*What the task requires*: Every entry below should be printed exactly, without its images.

###

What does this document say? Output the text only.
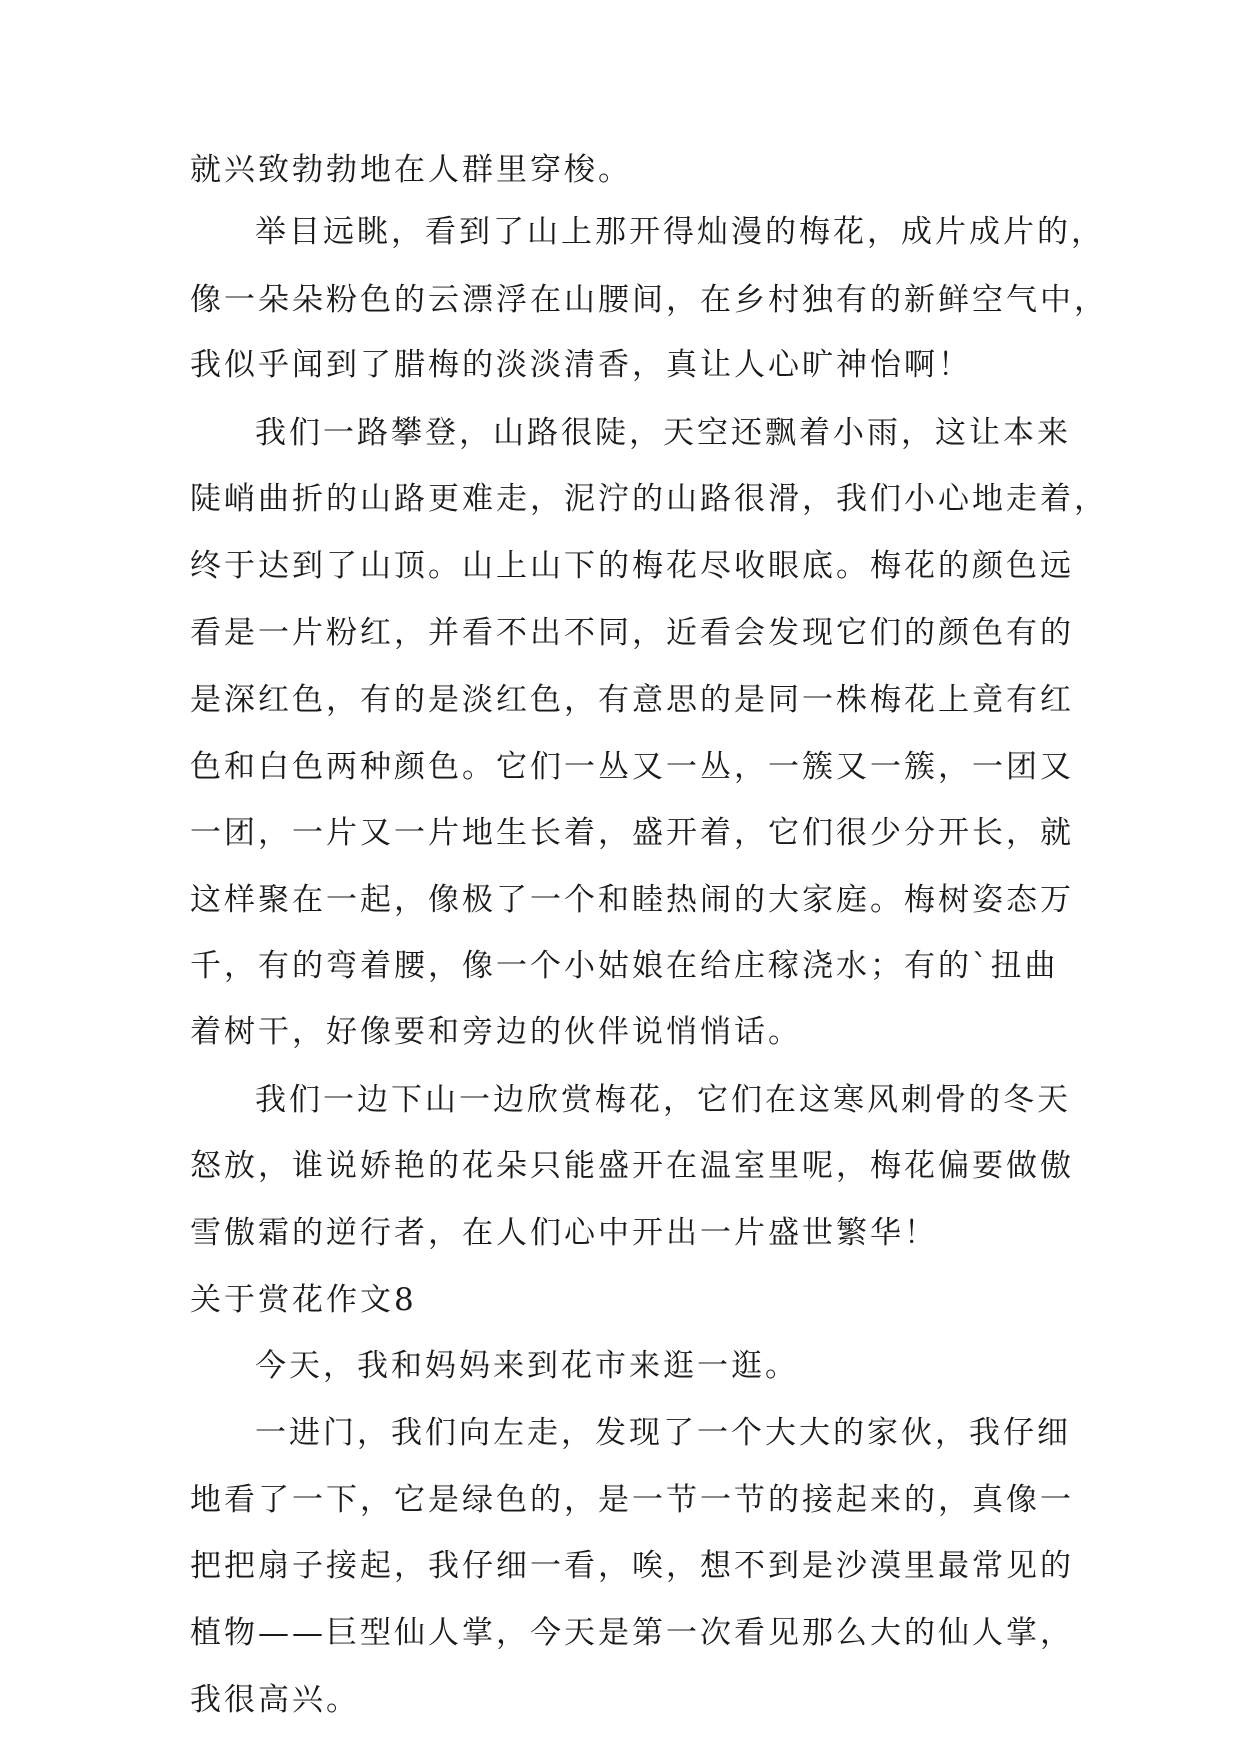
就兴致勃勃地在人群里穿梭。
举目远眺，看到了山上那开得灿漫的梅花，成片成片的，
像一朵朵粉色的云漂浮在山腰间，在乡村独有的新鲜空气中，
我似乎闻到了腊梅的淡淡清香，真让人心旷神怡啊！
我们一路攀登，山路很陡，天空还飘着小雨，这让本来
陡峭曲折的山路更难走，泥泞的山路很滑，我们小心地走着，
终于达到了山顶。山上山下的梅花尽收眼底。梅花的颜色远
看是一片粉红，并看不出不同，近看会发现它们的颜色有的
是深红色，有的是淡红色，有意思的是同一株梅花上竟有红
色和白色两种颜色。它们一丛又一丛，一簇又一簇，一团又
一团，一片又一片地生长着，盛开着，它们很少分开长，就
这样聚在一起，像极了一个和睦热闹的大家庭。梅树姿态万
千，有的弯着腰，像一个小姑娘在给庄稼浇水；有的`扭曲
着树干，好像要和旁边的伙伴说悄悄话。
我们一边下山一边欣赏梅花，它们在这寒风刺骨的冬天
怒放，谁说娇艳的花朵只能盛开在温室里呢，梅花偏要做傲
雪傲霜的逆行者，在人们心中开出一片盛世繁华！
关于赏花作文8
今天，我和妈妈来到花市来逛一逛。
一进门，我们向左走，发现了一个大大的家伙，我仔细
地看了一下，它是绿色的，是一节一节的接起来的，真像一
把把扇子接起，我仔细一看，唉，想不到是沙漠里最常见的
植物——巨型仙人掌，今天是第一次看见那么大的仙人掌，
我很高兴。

###

*Response*:
What does this document say? Output the text only.
就兴致勃勃地在人群里穿梭。
举目远眺，看到了山上那开得灿漫的梅花，成片成片的，
像一朵朵粉色的云漂浮在山腰间，在乡村独有的新鲜空气中，
我似乎闻到了腊梅的淡淡清香，真让人心旷神怡啊！
我们一路攀登，山路很陡，天空还飘着小雨，这让本来
陡峭曲折的山路更难走，泥泞的山路很滑，我们小心地走着，
终于达到了山顶。山上山下的梅花尽收眼底。梅花的颜色远
看是一片粉红，并看不出不同，近看会发现它们的颜色有的
是深红色，有的是淡红色，有意思的是同一株梅花上竟有红
色和白色两种颜色。它们一丛又一丛，一簇又一簇，一团又
一团，一片又一片地生长着，盛开着，它们很少分开长，就
这样聚在一起，像极了一个和睦热闹的大家庭。梅树姿态万
千，有的弯着腰，像一个小姑娘在给庄稼浇水；有的`扭曲
着树干，好像要和旁边的伙伴说悄悄话。
我们一边下山一边欣赏梅花，它们在这寒风刺骨的冬天
怒放，谁说娇艳的花朵只能盛开在温室里呢，梅花偏要做傲
雪傲霜的逆行者，在人们心中开出一片盛世繁华！
关于赏花作文8
今天，我和妈妈来到花市来逛一逛。
一进门，我们向左走，发现了一个大大的家伙，我仔细
地看了一下，它是绿色的，是一节一节的接起来的，真像一
把把扇子接起，我仔细一看，唉，想不到是沙漠里最常见的
植物——巨型仙人掌，今天是第一次看见那么大的仙人掌，
我很高兴。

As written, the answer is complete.